* [Written exercise]: Please determine how many lines of the material include the word "Explore", and respond with nothing but that number.

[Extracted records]
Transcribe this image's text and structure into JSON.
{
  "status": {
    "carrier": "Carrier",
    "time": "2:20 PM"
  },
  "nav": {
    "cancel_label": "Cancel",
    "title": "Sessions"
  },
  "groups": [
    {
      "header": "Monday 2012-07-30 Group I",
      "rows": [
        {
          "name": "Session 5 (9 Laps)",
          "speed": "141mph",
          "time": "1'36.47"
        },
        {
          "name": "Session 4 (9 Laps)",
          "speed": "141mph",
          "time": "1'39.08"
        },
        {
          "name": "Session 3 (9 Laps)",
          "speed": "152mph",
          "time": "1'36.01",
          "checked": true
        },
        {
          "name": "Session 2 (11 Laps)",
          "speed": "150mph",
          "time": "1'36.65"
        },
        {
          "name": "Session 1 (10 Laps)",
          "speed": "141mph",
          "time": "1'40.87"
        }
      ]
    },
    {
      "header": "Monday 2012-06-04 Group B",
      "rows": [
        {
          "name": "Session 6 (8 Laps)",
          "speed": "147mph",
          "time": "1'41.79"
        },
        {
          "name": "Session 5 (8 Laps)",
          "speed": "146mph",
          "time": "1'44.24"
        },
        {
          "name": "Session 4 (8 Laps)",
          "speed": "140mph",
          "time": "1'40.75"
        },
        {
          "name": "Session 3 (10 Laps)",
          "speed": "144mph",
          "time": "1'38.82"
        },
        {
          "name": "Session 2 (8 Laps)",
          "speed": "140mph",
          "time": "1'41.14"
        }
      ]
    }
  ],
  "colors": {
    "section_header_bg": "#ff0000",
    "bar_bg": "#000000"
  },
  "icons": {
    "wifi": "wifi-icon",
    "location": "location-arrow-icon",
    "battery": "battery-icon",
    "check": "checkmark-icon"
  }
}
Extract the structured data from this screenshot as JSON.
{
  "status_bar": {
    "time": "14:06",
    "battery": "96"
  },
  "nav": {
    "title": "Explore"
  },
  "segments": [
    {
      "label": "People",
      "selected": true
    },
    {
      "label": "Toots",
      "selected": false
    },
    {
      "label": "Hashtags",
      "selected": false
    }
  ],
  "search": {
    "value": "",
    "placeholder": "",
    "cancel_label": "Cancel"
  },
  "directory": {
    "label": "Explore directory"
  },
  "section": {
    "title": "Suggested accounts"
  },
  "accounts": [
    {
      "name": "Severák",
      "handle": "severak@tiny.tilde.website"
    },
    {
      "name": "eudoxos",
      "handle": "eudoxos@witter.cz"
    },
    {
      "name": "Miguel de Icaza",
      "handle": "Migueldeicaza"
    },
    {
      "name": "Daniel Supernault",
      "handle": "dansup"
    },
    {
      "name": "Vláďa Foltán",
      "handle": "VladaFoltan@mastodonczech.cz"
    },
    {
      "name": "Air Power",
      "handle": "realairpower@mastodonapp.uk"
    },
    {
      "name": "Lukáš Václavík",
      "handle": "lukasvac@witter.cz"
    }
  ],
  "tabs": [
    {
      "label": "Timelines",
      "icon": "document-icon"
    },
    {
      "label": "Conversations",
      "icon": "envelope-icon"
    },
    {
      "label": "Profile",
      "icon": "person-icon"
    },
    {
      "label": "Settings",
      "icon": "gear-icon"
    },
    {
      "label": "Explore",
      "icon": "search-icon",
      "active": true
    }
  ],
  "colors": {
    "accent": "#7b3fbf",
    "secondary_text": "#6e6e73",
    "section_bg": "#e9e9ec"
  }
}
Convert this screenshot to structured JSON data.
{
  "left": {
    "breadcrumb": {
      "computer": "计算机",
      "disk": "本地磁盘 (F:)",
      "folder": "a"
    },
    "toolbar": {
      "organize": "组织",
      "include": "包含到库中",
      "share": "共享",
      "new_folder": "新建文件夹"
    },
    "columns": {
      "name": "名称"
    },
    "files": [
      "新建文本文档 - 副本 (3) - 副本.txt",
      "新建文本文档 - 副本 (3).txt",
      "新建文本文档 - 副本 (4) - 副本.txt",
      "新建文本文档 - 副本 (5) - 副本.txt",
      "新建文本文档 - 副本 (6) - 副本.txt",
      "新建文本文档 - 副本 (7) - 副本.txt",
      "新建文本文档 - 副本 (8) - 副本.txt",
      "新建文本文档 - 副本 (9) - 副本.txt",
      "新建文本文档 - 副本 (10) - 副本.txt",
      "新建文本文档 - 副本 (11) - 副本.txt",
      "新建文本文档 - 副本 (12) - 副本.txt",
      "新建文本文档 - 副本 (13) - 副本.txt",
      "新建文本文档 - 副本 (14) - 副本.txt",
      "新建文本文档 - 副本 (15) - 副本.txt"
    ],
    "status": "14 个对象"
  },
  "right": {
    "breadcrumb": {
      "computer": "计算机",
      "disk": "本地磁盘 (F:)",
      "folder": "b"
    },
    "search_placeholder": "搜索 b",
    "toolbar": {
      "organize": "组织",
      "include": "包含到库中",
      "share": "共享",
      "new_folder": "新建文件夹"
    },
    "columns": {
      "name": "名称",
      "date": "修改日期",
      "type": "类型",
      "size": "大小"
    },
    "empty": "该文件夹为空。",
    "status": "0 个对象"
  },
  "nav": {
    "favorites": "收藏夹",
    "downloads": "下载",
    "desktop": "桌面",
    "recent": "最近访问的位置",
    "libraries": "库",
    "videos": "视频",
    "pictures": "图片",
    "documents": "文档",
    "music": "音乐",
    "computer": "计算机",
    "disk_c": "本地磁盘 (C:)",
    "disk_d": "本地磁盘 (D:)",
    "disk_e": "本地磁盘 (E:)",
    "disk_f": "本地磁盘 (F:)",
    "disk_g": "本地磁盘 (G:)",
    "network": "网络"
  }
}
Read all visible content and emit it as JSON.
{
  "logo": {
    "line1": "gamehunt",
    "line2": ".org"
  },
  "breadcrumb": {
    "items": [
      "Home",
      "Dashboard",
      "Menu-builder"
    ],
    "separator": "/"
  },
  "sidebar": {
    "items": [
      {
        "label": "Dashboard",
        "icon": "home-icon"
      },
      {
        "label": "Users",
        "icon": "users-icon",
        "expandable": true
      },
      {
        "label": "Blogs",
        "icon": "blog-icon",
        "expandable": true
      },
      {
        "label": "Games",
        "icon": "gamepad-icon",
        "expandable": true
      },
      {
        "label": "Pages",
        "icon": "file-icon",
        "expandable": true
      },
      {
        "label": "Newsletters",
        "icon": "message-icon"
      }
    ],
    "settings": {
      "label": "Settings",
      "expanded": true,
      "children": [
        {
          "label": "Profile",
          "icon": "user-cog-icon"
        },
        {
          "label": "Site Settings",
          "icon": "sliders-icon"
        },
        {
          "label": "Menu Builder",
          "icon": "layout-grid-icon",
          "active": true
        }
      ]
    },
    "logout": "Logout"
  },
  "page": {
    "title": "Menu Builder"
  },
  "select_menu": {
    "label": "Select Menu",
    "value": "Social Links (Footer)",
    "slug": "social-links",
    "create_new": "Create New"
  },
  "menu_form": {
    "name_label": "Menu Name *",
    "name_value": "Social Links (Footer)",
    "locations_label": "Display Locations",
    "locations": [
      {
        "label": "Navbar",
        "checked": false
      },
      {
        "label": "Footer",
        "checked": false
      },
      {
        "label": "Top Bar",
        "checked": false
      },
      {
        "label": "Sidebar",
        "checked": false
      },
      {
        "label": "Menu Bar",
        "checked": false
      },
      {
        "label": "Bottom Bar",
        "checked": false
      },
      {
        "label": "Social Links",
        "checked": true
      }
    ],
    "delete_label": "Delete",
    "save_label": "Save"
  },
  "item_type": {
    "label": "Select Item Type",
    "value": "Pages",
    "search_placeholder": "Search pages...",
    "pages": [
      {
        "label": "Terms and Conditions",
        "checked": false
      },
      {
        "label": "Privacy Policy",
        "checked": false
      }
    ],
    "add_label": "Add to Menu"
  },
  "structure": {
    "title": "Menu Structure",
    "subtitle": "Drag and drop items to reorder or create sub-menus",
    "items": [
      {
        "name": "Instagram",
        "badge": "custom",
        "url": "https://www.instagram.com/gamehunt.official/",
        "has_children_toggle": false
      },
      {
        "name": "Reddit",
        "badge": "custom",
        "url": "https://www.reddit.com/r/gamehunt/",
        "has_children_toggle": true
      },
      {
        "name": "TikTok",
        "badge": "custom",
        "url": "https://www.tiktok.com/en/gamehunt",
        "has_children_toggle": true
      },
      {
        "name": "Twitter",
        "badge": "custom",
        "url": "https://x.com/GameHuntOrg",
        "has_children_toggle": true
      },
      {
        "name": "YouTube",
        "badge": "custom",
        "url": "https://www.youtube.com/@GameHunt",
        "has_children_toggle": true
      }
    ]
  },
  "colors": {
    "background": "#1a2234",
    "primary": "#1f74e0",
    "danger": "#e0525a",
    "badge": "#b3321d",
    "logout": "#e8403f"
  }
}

* [Exercise answer]: 3